------ Input data
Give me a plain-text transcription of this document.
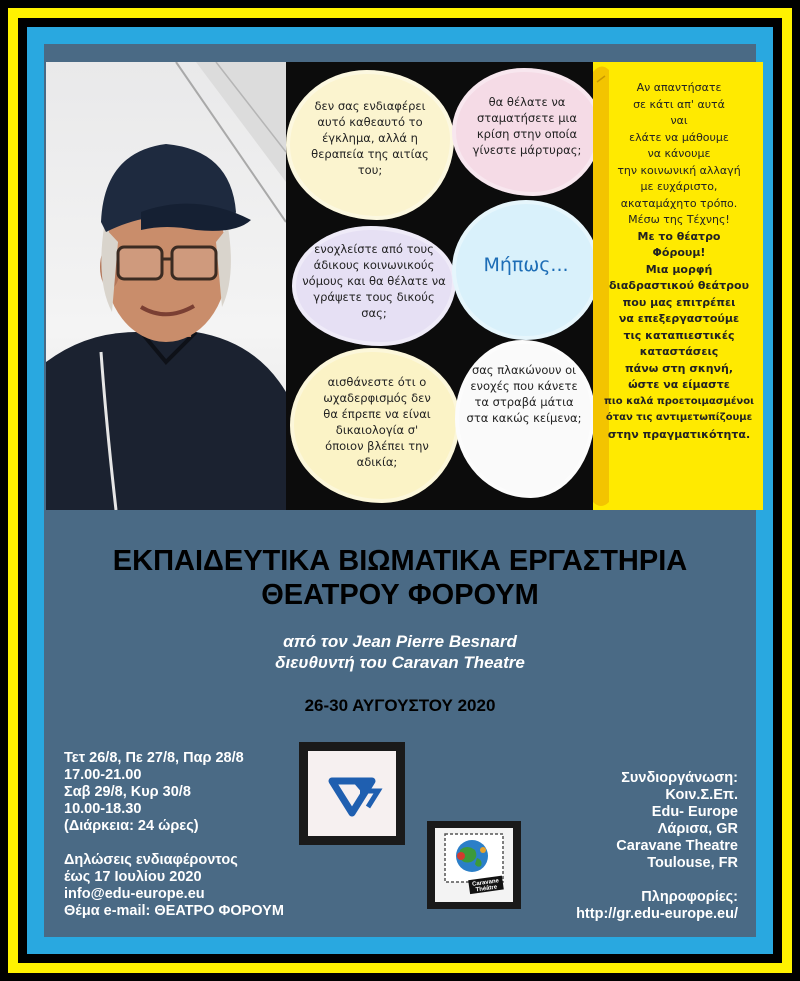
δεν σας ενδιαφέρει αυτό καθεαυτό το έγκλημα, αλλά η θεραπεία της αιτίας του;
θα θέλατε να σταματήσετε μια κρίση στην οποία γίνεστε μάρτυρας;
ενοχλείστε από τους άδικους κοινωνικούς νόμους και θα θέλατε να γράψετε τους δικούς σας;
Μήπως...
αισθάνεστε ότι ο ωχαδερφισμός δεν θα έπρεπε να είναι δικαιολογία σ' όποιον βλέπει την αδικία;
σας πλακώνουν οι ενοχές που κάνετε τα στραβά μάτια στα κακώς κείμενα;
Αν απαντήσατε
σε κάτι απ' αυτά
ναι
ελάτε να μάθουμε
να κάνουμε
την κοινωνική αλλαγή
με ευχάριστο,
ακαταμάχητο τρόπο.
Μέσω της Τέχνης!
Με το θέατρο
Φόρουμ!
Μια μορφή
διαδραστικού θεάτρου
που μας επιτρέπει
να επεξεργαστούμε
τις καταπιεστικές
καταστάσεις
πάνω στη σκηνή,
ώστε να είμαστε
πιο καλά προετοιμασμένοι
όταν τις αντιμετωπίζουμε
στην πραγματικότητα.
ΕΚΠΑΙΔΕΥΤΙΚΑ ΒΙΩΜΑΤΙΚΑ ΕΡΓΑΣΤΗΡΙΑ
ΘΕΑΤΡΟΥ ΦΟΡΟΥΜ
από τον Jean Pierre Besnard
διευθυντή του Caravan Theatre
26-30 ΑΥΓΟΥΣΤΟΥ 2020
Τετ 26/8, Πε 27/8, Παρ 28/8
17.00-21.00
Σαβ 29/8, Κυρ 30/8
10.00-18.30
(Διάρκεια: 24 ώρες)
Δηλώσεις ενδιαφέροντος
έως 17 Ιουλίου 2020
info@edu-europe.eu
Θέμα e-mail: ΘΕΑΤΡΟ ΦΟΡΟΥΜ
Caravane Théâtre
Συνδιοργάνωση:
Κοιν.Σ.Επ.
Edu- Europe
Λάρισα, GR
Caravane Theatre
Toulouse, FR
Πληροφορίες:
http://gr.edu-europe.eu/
------------
------ Input data
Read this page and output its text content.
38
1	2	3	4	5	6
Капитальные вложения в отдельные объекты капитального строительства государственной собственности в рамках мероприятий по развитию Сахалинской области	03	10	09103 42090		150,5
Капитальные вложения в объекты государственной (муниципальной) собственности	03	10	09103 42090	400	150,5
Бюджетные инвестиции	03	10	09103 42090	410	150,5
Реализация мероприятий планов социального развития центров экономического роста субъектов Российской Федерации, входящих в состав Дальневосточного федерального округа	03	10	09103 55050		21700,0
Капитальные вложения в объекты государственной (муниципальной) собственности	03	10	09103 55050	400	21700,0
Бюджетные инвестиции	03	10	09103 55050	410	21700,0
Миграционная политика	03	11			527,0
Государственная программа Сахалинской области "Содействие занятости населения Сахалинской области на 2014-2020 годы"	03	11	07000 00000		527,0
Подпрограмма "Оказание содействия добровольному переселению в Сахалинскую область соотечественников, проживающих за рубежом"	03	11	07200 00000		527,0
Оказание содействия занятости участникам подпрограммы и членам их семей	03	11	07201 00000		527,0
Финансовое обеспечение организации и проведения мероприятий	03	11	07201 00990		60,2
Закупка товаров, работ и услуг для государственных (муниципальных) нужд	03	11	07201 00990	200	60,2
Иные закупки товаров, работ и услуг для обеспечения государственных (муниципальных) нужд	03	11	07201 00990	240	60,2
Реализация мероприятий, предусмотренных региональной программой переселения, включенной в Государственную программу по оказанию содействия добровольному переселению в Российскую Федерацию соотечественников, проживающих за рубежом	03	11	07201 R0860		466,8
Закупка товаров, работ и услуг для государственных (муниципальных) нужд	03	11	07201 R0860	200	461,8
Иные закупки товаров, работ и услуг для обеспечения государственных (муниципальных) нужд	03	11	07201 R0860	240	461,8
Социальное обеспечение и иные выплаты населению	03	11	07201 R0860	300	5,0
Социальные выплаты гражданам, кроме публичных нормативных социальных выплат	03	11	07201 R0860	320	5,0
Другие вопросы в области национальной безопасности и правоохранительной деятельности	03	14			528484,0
------------
• **What to do**
Scan the material and collect every line that contains "муниципальной".

• **Task output**
Капитальные вложения в объекты государственной (муниципальной) собственности	03	10	09103 42090	400	150,5
Капитальные вложения в объекты государственной (муниципальной) собственности	03	10	09103 55050	400	21700,0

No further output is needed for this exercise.